— start of Source data —

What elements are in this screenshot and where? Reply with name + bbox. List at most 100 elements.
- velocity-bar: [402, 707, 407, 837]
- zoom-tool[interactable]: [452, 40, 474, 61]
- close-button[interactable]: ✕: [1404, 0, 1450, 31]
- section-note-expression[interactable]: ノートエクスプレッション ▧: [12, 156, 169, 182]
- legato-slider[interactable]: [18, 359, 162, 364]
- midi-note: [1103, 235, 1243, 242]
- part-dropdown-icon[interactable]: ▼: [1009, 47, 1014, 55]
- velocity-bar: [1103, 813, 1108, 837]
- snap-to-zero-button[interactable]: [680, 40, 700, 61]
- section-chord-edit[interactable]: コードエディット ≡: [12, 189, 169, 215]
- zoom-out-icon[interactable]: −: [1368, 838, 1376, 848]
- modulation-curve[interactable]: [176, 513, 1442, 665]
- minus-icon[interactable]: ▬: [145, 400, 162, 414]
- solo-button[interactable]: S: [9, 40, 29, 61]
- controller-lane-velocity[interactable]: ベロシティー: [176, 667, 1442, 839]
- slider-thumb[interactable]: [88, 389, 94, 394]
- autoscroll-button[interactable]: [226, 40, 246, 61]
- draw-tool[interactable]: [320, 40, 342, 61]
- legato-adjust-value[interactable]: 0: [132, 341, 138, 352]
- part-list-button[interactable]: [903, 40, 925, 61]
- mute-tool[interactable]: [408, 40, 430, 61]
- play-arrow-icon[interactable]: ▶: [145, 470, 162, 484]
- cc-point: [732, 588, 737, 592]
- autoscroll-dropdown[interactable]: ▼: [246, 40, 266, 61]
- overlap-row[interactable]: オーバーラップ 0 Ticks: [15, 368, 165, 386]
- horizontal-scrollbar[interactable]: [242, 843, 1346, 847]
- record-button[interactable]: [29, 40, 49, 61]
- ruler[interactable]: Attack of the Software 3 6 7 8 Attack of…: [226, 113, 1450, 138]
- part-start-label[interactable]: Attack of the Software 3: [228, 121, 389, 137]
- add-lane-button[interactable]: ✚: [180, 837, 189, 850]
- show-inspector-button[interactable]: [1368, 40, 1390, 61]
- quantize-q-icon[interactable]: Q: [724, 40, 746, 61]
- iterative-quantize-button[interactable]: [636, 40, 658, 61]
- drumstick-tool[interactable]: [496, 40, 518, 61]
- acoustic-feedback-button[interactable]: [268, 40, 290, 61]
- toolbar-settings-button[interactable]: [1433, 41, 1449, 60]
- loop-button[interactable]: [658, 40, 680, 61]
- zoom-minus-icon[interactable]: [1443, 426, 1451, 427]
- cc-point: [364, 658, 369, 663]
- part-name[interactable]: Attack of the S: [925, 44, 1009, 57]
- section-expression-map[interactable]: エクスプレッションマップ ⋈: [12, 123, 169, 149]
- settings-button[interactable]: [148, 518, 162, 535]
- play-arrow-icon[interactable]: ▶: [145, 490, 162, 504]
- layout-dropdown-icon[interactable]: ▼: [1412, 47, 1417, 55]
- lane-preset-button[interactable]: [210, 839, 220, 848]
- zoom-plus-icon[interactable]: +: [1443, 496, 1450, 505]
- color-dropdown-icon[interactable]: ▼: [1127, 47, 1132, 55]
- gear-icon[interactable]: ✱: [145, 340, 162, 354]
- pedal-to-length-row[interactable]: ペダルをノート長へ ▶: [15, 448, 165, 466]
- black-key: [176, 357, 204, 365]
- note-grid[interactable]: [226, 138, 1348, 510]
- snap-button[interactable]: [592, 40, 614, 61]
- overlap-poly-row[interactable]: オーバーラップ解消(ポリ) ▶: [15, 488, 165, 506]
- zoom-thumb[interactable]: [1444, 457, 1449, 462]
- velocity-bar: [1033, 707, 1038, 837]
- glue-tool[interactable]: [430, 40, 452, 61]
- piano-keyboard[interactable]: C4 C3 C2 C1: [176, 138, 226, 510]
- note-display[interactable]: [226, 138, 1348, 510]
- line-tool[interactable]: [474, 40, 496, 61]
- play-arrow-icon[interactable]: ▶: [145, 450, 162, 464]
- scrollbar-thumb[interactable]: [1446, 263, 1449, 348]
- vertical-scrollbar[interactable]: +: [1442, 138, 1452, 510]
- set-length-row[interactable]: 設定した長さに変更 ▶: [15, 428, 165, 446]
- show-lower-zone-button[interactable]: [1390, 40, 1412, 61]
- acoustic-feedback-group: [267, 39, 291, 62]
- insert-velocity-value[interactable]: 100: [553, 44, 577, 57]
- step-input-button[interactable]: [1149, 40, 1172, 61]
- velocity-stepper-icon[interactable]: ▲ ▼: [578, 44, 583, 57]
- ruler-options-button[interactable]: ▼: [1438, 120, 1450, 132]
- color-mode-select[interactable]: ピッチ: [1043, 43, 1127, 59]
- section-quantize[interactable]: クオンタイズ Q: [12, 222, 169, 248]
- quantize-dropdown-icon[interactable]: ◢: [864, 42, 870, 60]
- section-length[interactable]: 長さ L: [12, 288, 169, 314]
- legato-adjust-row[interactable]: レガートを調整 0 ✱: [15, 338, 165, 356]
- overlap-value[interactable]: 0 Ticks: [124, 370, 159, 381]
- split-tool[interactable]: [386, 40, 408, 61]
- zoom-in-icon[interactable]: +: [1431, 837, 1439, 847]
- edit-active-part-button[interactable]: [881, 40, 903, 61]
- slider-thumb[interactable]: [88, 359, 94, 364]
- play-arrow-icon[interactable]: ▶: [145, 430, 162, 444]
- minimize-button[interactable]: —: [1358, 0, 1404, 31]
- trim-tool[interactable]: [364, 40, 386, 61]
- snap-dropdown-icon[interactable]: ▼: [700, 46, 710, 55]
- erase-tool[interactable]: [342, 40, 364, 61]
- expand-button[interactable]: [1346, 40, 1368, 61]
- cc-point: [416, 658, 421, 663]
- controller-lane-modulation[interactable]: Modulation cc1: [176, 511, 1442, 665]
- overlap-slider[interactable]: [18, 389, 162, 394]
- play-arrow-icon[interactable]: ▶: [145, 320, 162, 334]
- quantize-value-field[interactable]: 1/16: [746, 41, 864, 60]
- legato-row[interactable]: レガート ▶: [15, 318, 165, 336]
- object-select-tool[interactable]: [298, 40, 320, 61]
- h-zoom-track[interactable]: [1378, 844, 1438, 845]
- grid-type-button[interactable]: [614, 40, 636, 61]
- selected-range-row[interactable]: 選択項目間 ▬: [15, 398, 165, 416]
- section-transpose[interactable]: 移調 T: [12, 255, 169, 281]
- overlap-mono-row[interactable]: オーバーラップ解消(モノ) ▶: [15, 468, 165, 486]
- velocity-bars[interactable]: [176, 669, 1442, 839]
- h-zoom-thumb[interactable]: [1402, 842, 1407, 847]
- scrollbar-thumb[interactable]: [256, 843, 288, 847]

— end of Source data —

**Task to carry out:**
Present everything from the start of the listing down to the line containing "- record-button[interactable]: [29, 40, 49, 61]", both ends included, as a Markdown table with the columns Row and Entry. Number the rows and omit blank lines.

**Final result:**
| Row | Entry |
|---|---|
| 1 | What elements are in this screenshot and where? Reply with name + bbox. List at most 100 elements. |
| 2 | - velocity-bar: [402, 707, 407, 837] |
| 3 | - zoom-tool[interactable]: [452, 40, 474, 61] |
| 4 | - close-button[interactable]: ✕: [1404, 0, 1450, 31] |
| 5 | - section-note-expression[interactable]: ノートエクスプレッション ▧: [12, 156, 169, 182] |
| 6 | - legato-slider[interactable]: [18, 359, 162, 364] |
| 7 | - midi-note: [1103, 235, 1243, 242] |
| 8 | - part-dropdown-icon[interactable]: ▼: [1009, 47, 1014, 55] |
| 9 | - velocity-bar: [1103, 813, 1108, 837] |
| 10 | - snap-to-zero-button[interactable]: [680, 40, 700, 61] |
| 11 | - section-chord-edit[interactable]: コードエディット ≡: [12, 189, 169, 215] |
| 12 | - zoom-out-icon[interactable]: −: [1368, 838, 1376, 848] |
| 13 | - modulation-curve[interactable]: [176, 513, 1442, 665] |
| 14 | - minus-icon[interactable]: ▬: [145, 400, 162, 414] |
| 15 | - solo-button[interactable]: S: [9, 40, 29, 61] |
| 16 | - controller-lane-velocity[interactable]: ベロシティー: [176, 667, 1442, 839] |
| 17 | - slider-thumb[interactable]: [88, 389, 94, 394] |
| 18 | - autoscroll-button[interactable]: [226, 40, 246, 61] |
| 19 | - draw-tool[interactable]: [320, 40, 342, 61] |
| 20 | - legato-adjust-value[interactable]: 0: [132, 341, 138, 352] |
| 21 | - part-list-button[interactable]: [903, 40, 925, 61] |
| 22 | - mute-tool[interactable]: [408, 40, 430, 61] |
| 23 | - play-arrow-icon[interactable]: ▶: [145, 470, 162, 484] |
| 24 | - cc-point: [732, 588, 737, 592] |
| 25 | - autoscroll-dropdown[interactable]: ▼: [246, 40, 266, 61] |
| 26 | - overlap-row[interactable]: オーバーラップ 0 Ticks: [15, 368, 165, 386] |
| 27 | - horizontal-scrollbar[interactable]: [242, 843, 1346, 847] |
| 28 | - record-button[interactable]: [29, 40, 49, 61] |